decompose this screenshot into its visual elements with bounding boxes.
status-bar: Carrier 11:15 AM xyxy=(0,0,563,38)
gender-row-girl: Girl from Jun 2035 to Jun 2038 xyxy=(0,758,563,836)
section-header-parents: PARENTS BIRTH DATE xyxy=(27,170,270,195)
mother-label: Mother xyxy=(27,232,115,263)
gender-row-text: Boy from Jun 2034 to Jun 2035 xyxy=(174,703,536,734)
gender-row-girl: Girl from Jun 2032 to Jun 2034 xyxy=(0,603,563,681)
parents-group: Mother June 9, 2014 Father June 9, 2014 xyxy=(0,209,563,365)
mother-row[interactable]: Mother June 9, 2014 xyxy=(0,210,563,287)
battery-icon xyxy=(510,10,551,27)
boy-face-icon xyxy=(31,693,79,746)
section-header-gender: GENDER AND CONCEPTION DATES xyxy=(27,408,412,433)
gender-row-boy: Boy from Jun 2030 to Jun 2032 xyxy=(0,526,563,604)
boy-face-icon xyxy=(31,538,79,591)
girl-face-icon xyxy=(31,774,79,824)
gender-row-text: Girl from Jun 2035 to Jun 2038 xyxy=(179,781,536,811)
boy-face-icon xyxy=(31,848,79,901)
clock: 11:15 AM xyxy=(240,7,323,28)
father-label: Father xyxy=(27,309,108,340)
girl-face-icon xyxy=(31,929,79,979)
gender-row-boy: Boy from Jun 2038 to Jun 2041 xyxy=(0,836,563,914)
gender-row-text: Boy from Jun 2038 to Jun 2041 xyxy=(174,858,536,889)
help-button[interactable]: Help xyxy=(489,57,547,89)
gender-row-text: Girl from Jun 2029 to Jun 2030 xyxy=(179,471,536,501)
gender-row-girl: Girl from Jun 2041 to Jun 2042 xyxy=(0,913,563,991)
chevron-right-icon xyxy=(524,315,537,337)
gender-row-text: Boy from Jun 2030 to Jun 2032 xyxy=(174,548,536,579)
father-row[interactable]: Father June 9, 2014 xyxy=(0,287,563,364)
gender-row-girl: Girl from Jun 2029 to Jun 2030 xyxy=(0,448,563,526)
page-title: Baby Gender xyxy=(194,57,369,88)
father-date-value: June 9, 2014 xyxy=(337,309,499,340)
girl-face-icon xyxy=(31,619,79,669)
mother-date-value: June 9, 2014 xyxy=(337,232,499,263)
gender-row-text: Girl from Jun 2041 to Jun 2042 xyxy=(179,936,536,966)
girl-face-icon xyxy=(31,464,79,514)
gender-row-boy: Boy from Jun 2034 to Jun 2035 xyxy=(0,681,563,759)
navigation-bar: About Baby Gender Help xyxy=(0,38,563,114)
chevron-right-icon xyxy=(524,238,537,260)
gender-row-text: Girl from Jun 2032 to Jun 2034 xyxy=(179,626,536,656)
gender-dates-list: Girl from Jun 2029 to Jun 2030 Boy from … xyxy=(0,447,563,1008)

○ ○ ○

What to work on: Could you change "Carrier" to "Network" in the records, starting at their first line and ending at the line that contains "boy-face-icon xyxy=(31,538,79,591)", and give those lines again with everything else left the same?

Result of this task:
decompose this screenshot into its visual elements with bounding boxes.
status-bar: Network 11:15 AM xyxy=(0,0,563,38)
gender-row-girl: Girl from Jun 2035 to Jun 2038 xyxy=(0,758,563,836)
section-header-parents: PARENTS BIRTH DATE xyxy=(27,170,270,195)
mother-label: Mother xyxy=(27,232,115,263)
gender-row-text: Boy from Jun 2034 to Jun 2035 xyxy=(174,703,536,734)
gender-row-girl: Girl from Jun 2032 to Jun 2034 xyxy=(0,603,563,681)
parents-group: Mother June 9, 2014 Father June 9, 2014 xyxy=(0,209,563,365)
mother-row[interactable]: Mother June 9, 2014 xyxy=(0,210,563,287)
battery-icon xyxy=(510,10,551,27)
boy-face-icon xyxy=(31,693,79,746)
section-header-gender: GENDER AND CONCEPTION DATES xyxy=(27,408,412,433)
gender-row-boy: Boy from Jun 2030 to Jun 2032 xyxy=(0,526,563,604)
boy-face-icon xyxy=(31,538,79,591)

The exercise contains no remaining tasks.